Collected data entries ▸

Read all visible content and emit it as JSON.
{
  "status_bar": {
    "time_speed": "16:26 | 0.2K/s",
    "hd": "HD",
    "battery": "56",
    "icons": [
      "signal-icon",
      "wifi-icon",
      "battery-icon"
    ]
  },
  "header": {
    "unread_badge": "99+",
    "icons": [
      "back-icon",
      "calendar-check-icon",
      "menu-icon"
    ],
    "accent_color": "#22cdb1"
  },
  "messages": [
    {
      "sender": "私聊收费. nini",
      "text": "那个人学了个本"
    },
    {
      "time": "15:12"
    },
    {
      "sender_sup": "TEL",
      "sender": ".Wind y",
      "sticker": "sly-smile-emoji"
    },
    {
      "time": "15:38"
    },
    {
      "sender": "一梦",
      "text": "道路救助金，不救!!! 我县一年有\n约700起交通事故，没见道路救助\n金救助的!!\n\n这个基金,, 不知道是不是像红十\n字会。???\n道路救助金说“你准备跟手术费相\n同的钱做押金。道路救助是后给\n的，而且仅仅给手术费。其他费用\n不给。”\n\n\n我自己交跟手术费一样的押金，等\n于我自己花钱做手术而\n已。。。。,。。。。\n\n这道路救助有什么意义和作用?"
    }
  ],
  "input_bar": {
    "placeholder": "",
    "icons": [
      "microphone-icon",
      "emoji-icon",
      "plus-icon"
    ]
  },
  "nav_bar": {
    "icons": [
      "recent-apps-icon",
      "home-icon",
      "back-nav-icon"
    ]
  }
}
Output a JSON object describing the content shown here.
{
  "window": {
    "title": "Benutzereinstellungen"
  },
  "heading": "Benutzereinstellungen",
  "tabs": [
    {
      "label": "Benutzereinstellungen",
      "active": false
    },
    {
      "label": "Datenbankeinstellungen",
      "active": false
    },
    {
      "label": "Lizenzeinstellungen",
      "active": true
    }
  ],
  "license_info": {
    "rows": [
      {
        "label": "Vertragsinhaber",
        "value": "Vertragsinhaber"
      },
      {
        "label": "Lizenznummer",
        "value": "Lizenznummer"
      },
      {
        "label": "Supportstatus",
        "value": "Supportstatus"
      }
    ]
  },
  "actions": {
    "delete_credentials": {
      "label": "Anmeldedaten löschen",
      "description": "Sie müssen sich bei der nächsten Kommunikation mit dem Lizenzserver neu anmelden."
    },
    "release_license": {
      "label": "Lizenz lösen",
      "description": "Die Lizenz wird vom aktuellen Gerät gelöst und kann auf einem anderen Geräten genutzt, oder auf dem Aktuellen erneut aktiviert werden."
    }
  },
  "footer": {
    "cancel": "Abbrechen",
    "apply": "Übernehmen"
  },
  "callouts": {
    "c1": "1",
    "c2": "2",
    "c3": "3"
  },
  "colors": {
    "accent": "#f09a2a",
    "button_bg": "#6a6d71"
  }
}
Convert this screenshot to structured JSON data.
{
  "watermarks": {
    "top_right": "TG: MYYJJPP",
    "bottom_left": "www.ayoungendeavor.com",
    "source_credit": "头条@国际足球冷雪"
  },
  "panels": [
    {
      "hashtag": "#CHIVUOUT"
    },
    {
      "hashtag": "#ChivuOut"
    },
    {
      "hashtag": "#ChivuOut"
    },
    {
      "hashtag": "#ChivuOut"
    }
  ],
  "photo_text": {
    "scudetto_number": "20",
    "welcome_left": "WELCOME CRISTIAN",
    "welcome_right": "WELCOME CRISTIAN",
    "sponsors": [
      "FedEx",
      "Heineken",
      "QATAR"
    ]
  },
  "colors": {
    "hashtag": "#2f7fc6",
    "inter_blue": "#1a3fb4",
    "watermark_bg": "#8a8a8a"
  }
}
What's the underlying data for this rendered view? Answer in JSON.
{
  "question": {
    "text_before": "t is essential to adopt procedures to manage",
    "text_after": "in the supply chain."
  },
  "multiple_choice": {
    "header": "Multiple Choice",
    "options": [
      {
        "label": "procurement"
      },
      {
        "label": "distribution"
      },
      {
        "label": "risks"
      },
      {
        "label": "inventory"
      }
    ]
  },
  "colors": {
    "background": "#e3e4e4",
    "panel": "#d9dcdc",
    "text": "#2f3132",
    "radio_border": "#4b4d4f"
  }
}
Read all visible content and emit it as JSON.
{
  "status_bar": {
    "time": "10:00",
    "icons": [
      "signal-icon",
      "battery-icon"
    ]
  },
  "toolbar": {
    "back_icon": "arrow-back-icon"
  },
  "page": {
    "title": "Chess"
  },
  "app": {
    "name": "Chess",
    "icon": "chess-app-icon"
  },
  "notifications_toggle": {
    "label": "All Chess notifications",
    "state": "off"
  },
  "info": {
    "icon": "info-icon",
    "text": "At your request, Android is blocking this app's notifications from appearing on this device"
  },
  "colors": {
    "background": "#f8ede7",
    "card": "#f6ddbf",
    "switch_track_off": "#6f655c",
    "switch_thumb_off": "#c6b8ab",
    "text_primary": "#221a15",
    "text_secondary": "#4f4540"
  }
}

What the task requires ▸ Give every line of the material again, exactly as it reads.

The reply ▸
Read all visible content and emit it as JSON.
{
  "status_bar": {
    "time_speed": "16:26 | 0.2K/s",
    "hd": "HD",
    "battery": "56",
    "icons": [
      "signal-icon",
      "wifi-icon",
      "battery-icon"
    ]
  },
  "header": {
    "unread_badge": "99+",
    "icons": [
      "back-icon",
      "calendar-check-icon",
      "menu-icon"
    ],
    "accent_color": "#22cdb1"
  },
  "messages": [
    {
      "sender": "私聊收费. nini",
      "text": "那个人学了个本"
    },
    {
      "time": "15:12"
    },
    {
      "sender_sup": "TEL",
      "sender": ".Wind y",
      "sticker": "sly-smile-emoji"
    },
    {
      "time": "15:38"
    },
    {
      "sender": "一梦",
      "text": "道路救助金，不救!!! 我县一年有\n约700起交通事故，没见道路救助\n金救助的!!\n\n这个基金,, 不知道是不是像红十\n字会。???\n道路救助金说“你准备跟手术费相\n同的钱做押金。道路救助是后给\n的，而且仅仅给手术费。其他费用\n不给。”\n\n\n我自己交跟手术费一样的押金，等\n于我自己花钱做手术而\n已。。。。,。。。。\n\n这道路救助有什么意义和作用?"
    }
  ],
  "input_bar": {
    "placeholder": "",
    "icons": [
      "microphone-icon",
      "emoji-icon",
      "plus-icon"
    ]
  },
  "nav_bar": {
    "icons": [
      "recent-apps-icon",
      "home-icon",
      "back-nav-icon"
    ]
  }
}
Output a JSON object describing the content shown here.
{
  "window": {
    "title": "Benutzereinstellungen"
  },
  "heading": "Benutzereinstellungen",
  "tabs": [
    {
      "label": "Benutzereinstellungen",
      "active": false
    },
    {
      "label": "Datenbankeinstellungen",
      "active": false
    },
    {
      "label": "Lizenzeinstellungen",
      "active": true
    }
  ],
  "license_info": {
    "rows": [
      {
        "label": "Vertragsinhaber",
        "value": "Vertragsinhaber"
      },
      {
        "label": "Lizenznummer",
        "value": "Lizenznummer"
      },
      {
        "label": "Supportstatus",
        "value": "Supportstatus"
      }
    ]
  },
  "actions": {
    "delete_credentials": {
      "label": "Anmeldedaten löschen",
      "description": "Sie müssen sich bei der nächsten Kommunikation mit dem Lizenzserver neu anmelden."
    },
    "release_license": {
      "label": "Lizenz lösen",
      "description": "Die Lizenz wird vom aktuellen Gerät gelöst und kann auf einem anderen Geräten genutzt, oder auf dem Aktuellen erneut aktiviert werden."
    }
  },
  "footer": {
    "cancel": "Abbrechen",
    "apply": "Übernehmen"
  },
  "callouts": {
    "c1": "1",
    "c2": "2",
    "c3": "3"
  },
  "colors": {
    "accent": "#f09a2a",
    "button_bg": "#6a6d71"
  }
}
Convert this screenshot to structured JSON data.
{
  "watermarks": {
    "top_right": "TG: MYYJJPP",
    "bottom_left": "www.ayoungendeavor.com",
    "source_credit": "头条@国际足球冷雪"
  },
  "panels": [
    {
      "hashtag": "#CHIVUOUT"
    },
    {
      "hashtag": "#ChivuOut"
    },
    {
      "hashtag": "#ChivuOut"
    },
    {
      "hashtag": "#ChivuOut"
    }
  ],
  "photo_text": {
    "scudetto_number": "20",
    "welcome_left": "WELCOME CRISTIAN",
    "welcome_right": "WELCOME CRISTIAN",
    "sponsors": [
      "FedEx",
      "Heineken",
      "QATAR"
    ]
  },
  "colors": {
    "hashtag": "#2f7fc6",
    "inter_blue": "#1a3fb4",
    "watermark_bg": "#8a8a8a"
  }
}
What's the underlying data for this rendered view? Answer in JSON.
{
  "question": {
    "text_before": "t is essential to adopt procedures to manage",
    "text_after": "in the supply chain."
  },
  "multiple_choice": {
    "header": "Multiple Choice",
    "options": [
      {
        "label": "procurement"
      },
      {
        "label": "distribution"
      },
      {
        "label": "risks"
      },
      {
        "label": "inventory"
      }
    ]
  },
  "colors": {
    "background": "#e3e4e4",
    "panel": "#d9dcdc",
    "text": "#2f3132",
    "radio_border": "#4b4d4f"
  }
}
Read all visible content and emit it as JSON.
{
  "status_bar": {
    "time": "10:00",
    "icons": [
      "signal-icon",
      "battery-icon"
    ]
  },
  "toolbar": {
    "back_icon": "arrow-back-icon"
  },
  "page": {
    "title": "Chess"
  },
  "app": {
    "name": "Chess",
    "icon": "chess-app-icon"
  },
  "notifications_toggle": {
    "label": "All Chess notifications",
    "state": "off"
  },
  "info": {
    "icon": "info-icon",
    "text": "At your request, Android is blocking this app's notifications from appearing on this device"
  },
  "colors": {
    "background": "#f8ede7",
    "card": "#f6ddbf",
    "switch_track_off": "#6f655c",
    "switch_thumb_off": "#c6b8ab",
    "text_primary": "#221a15",
    "text_secondary": "#4f4540"
  }
}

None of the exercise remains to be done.